■ What you need to do ■
In the records below, find each line containing the word "nuevos" and copy it.

[Stored data]
↓↓↓
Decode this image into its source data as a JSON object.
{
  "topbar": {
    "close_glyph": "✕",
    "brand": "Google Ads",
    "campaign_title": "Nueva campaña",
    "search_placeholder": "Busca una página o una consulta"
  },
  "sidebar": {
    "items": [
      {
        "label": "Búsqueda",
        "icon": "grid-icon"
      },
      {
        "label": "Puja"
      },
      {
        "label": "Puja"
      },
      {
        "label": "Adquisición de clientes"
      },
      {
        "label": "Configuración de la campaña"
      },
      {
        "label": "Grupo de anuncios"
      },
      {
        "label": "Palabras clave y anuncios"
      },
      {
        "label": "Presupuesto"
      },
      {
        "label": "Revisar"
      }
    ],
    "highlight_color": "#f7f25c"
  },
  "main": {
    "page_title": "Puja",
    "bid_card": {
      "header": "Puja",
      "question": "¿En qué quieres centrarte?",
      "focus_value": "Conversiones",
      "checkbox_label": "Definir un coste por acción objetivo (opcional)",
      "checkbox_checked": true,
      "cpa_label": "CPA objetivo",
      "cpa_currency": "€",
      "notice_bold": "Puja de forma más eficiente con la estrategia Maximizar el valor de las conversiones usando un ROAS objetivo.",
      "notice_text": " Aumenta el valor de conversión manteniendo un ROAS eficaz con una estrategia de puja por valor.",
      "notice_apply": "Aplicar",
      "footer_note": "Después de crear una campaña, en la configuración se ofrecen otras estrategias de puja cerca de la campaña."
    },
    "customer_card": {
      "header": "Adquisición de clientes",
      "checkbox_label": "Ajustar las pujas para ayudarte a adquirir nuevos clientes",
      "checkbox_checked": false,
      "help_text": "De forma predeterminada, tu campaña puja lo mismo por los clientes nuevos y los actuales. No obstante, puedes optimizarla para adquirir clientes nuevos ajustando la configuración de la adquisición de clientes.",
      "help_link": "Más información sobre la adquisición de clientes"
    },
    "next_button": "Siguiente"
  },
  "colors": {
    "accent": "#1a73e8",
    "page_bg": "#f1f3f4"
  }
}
↑↑↑
↓↓↓
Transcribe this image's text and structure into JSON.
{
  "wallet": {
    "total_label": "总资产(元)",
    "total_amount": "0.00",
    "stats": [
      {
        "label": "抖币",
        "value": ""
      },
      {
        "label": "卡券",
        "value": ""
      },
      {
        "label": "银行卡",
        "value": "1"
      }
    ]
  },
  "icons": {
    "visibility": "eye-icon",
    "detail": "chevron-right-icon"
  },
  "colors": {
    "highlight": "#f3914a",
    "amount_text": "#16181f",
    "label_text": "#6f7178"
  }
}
↑↑↑
■ Reply to the task ■
      "checkbox_label": "Ajustar las pujas para ayudarte a adquirir nuevos clientes",
      "help_text": "De forma predeterminada, tu campaña puja lo mismo por los clientes nuevos y los actuales. No obstante, puedes optimizarla para adquirir clientes nuevos ajustando la configuración de la adquisición de clientes.",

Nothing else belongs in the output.